- _What this task involves_
Transcribe every line, keeping it exact.

- _Given information_
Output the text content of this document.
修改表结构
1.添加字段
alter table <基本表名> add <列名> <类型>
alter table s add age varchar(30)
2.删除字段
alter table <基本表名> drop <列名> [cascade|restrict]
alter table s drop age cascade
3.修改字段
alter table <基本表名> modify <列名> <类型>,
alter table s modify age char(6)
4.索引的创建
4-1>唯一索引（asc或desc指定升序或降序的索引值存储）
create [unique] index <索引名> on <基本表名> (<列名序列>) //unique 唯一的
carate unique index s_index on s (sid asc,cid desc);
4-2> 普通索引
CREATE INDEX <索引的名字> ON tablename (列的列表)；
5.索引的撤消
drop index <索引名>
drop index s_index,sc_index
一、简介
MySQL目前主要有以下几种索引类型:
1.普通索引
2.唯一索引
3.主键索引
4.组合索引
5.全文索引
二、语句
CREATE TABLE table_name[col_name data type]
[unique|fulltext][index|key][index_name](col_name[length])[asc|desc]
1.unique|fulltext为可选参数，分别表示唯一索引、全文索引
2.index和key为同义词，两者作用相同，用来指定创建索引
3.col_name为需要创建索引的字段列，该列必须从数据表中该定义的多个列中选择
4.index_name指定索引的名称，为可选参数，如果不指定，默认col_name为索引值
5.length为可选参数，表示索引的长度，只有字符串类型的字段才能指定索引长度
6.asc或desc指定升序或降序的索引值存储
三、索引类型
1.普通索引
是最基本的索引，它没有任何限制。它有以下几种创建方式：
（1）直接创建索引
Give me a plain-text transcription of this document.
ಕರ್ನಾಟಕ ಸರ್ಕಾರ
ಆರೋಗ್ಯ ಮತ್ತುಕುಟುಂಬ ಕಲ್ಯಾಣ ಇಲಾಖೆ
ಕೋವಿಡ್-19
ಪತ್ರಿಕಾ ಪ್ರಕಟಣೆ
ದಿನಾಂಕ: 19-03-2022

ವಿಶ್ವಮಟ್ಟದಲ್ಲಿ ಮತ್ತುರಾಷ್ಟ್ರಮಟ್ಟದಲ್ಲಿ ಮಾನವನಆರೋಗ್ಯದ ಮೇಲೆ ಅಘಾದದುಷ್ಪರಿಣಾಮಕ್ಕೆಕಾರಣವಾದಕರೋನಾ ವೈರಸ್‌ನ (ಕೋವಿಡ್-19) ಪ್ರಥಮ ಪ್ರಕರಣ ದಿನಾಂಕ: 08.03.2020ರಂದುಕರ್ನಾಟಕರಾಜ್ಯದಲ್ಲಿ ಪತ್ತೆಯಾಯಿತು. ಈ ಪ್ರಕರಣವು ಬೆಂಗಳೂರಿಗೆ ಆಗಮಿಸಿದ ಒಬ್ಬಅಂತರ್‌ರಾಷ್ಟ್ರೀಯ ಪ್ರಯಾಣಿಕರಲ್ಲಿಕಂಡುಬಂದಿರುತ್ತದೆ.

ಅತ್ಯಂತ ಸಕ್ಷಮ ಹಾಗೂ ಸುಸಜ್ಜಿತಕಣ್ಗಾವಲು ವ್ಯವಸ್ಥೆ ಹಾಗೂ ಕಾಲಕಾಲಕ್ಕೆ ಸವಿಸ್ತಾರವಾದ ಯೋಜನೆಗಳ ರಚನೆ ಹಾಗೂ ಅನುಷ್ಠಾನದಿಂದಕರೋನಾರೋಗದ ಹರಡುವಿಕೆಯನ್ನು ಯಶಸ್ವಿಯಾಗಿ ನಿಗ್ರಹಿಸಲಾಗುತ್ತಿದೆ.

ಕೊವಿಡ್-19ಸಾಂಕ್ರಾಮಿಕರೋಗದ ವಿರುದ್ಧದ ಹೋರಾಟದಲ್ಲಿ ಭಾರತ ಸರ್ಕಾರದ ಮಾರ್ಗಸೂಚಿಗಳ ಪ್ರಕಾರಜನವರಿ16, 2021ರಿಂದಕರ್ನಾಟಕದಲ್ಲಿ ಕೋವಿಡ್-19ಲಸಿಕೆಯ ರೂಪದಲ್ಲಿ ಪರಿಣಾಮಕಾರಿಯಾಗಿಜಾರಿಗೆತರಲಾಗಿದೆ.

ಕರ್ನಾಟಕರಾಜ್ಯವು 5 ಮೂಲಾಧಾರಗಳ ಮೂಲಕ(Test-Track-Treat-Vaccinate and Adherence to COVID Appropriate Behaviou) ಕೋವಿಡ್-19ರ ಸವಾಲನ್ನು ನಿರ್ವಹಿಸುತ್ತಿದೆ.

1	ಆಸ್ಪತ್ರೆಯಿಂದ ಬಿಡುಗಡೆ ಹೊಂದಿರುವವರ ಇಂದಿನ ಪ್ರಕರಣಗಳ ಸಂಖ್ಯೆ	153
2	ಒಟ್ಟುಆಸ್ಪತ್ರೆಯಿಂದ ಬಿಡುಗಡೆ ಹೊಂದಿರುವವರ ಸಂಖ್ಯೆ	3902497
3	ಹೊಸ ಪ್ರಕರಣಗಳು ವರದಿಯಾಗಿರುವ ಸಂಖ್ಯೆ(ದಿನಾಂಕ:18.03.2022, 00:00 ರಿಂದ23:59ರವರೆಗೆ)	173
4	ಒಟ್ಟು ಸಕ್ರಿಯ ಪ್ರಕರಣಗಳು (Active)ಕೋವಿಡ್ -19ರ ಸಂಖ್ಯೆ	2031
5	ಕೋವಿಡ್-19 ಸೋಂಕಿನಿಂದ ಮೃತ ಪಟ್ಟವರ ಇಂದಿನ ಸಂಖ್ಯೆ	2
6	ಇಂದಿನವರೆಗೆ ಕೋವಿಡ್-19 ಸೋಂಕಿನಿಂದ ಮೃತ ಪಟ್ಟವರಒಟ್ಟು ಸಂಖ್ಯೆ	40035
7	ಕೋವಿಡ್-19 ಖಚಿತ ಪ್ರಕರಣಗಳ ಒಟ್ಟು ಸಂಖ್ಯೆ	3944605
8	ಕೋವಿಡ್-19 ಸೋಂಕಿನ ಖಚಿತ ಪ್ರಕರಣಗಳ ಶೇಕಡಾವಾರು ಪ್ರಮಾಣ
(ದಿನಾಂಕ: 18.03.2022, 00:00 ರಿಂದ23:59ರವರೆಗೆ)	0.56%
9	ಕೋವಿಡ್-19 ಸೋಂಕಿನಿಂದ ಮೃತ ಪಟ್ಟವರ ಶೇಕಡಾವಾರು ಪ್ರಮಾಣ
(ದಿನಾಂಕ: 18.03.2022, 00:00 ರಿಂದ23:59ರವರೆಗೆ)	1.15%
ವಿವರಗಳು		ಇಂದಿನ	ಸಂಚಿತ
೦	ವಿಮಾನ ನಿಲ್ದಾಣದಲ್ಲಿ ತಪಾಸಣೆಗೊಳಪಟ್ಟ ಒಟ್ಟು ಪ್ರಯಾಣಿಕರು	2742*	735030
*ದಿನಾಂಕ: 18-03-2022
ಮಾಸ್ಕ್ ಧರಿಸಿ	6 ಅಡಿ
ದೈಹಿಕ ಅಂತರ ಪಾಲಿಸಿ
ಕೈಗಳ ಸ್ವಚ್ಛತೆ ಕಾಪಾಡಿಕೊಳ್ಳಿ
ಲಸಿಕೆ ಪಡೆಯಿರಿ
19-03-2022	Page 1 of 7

- _Result for this task_
Output the text content of this document.
修改表结构
1.添加字段
alter table <基本表名> add <列名> <类型>
alter table s add age varchar(30)
2.删除字段
alter table <基本表名> drop <列名> [cascade|restrict]
alter table s drop age cascade
3.修改字段
alter table <基本表名> modify <列名> <类型>,
alter table s modify age char(6)
4.索引的创建
4-1>唯一索引（asc或desc指定升序或降序的索引值存储）
create [unique] index <索引名> on <基本表名> (<列名序列>) //unique 唯一的
carate unique index s_index on s (sid asc,cid desc);
4-2> 普通索引
CREATE INDEX <索引的名字> ON tablename (列的列表)；
5.索引的撤消
drop index <索引名>
drop index s_index,sc_index
一、简介
MySQL目前主要有以下几种索引类型:
1.普通索引
2.唯一索引
3.主键索引
4.组合索引
5.全文索引
二、语句
CREATE TABLE table_name[col_name data type]
[unique|fulltext][index|key][index_name](col_name[length])[asc|desc]
1.unique|fulltext为可选参数，分别表示唯一索引、全文索引
2.index和key为同义词，两者作用相同，用来指定创建索引
3.col_name为需要创建索引的字段列，该列必须从数据表中该定义的多个列中选择
4.index_name指定索引的名称，为可选参数，如果不指定，默认col_name为索引值
5.length为可选参数，表示索引的长度，只有字符串类型的字段才能指定索引长度
6.asc或desc指定升序或降序的索引值存储
三、索引类型
1.普通索引
是最基本的索引，它没有任何限制。它有以下几种创建方式：
（1）直接创建索引
Give me a plain-text transcription of this document.
ಕರ್ನಾಟಕ ಸರ್ಕಾರ
ಆರೋಗ್ಯ ಮತ್ತುಕುಟುಂಬ ಕಲ್ಯಾಣ ಇಲಾಖೆ
ಕೋವಿಡ್-19
ಪತ್ರಿಕಾ ಪ್ರಕಟಣೆ
ದಿನಾಂಕ: 19-03-2022

ವಿಶ್ವಮಟ್ಟದಲ್ಲಿ ಮತ್ತುರಾಷ್ಟ್ರಮಟ್ಟದಲ್ಲಿ ಮಾನವನಆರೋಗ್ಯದ ಮೇಲೆ ಅಘಾದದುಷ್ಪರಿಣಾಮಕ್ಕೆಕಾರಣವಾದಕರೋನಾ ವೈರಸ್‌ನ (ಕೋವಿಡ್-19) ಪ್ರಥಮ ಪ್ರಕರಣ ದಿನಾಂಕ: 08.03.2020ರಂದುಕರ್ನಾಟಕರಾಜ್ಯದಲ್ಲಿ ಪತ್ತೆಯಾಯಿತು. ಈ ಪ್ರಕರಣವು ಬೆಂಗಳೂರಿಗೆ ಆಗಮಿಸಿದ ಒಬ್ಬಅಂತರ್‌ರಾಷ್ಟ್ರೀಯ ಪ್ರಯಾಣಿಕರಲ್ಲಿಕಂಡುಬಂದಿರುತ್ತದೆ.

ಅತ್ಯಂತ ಸಕ್ಷಮ ಹಾಗೂ ಸುಸಜ್ಜಿತಕಣ್ಗಾವಲು ವ್ಯವಸ್ಥೆ ಹಾಗೂ ಕಾಲಕಾಲಕ್ಕೆ ಸವಿಸ್ತಾರವಾದ ಯೋಜನೆಗಳ ರಚನೆ ಹಾಗೂ ಅನುಷ್ಠಾನದಿಂದಕರೋನಾರೋಗದ ಹರಡುವಿಕೆಯನ್ನು ಯಶಸ್ವಿಯಾಗಿ ನಿಗ್ರಹಿಸಲಾಗುತ್ತಿದೆ.

ಕೊವಿಡ್-19ಸಾಂಕ್ರಾಮಿಕರೋಗದ ವಿರುದ್ಧದ ಹೋರಾಟದಲ್ಲಿ ಭಾರತ ಸರ್ಕಾರದ ಮಾರ್ಗಸೂಚಿಗಳ ಪ್ರಕಾರಜನವರಿ16, 2021ರಿಂದಕರ್ನಾಟಕದಲ್ಲಿ ಕೋವಿಡ್-19ಲಸಿಕೆಯ ರೂಪದಲ್ಲಿ ಪರಿಣಾಮಕಾರಿಯಾಗಿಜಾರಿಗೆತರಲಾಗಿದೆ.

ಕರ್ನಾಟಕರಾಜ್ಯವು 5 ಮೂಲಾಧಾರಗಳ ಮೂಲಕ(Test-Track-Treat-Vaccinate and Adherence to COVID Appropriate Behaviou) ಕೋವಿಡ್-19ರ ಸವಾಲನ್ನು ನಿರ್ವಹಿಸುತ್ತಿದೆ.

1	ಆಸ್ಪತ್ರೆಯಿಂದ ಬಿಡುಗಡೆ ಹೊಂದಿರುವವರ ಇಂದಿನ ಪ್ರಕರಣಗಳ ಸಂಖ್ಯೆ	153
2	ಒಟ್ಟುಆಸ್ಪತ್ರೆಯಿಂದ ಬಿಡುಗಡೆ ಹೊಂದಿರುವವರ ಸಂಖ್ಯೆ	3902497
3	ಹೊಸ ಪ್ರಕರಣಗಳು ವರದಿಯಾಗಿರುವ ಸಂಖ್ಯೆ(ದಿನಾಂಕ:18.03.2022, 00:00 ರಿಂದ23:59ರವರೆಗೆ)	173
4	ಒಟ್ಟು ಸಕ್ರಿಯ ಪ್ರಕರಣಗಳು (Active)ಕೋವಿಡ್ -19ರ ಸಂಖ್ಯೆ	2031
5	ಕೋವಿಡ್-19 ಸೋಂಕಿನಿಂದ ಮೃತ ಪಟ್ಟವರ ಇಂದಿನ ಸಂಖ್ಯೆ	2
6	ಇಂದಿನವರೆಗೆ ಕೋವಿಡ್-19 ಸೋಂಕಿನಿಂದ ಮೃತ ಪಟ್ಟವರಒಟ್ಟು ಸಂಖ್ಯೆ	40035
7	ಕೋವಿಡ್-19 ಖಚಿತ ಪ್ರಕರಣಗಳ ಒಟ್ಟು ಸಂಖ್ಯೆ	3944605
8	ಕೋವಿಡ್-19 ಸೋಂಕಿನ ಖಚಿತ ಪ್ರಕರಣಗಳ ಶೇಕಡಾವಾರು ಪ್ರಮಾಣ
(ದಿನಾಂಕ: 18.03.2022, 00:00 ರಿಂದ23:59ರವರೆಗೆ)	0.56%
9	ಕೋವಿಡ್-19 ಸೋಂಕಿನಿಂದ ಮೃತ ಪಟ್ಟವರ ಶೇಕಡಾವಾರು ಪ್ರಮಾಣ
(ದಿನಾಂಕ: 18.03.2022, 00:00 ರಿಂದ23:59ರವರೆಗೆ)	1.15%
ವಿವರಗಳು		ಇಂದಿನ	ಸಂಚಿತ
೦	ವಿಮಾನ ನಿಲ್ದಾಣದಲ್ಲಿ ತಪಾಸಣೆಗೊಳಪಟ್ಟ ಒಟ್ಟು ಪ್ರಯಾಣಿಕರು	2742*	735030
*ದಿನಾಂಕ: 18-03-2022
ಮಾಸ್ಕ್ ಧರಿಸಿ	6 ಅಡಿ
ದೈಹಿಕ ಅಂತರ ಪಾಲಿಸಿ
ಕೈಗಳ ಸ್ವಚ್ಛತೆ ಕಾಪಾಡಿಕೊಳ್ಳಿ
ಲಸಿಕೆ ಪಡೆಯಿರಿ
19-03-2022	Page 1 of 7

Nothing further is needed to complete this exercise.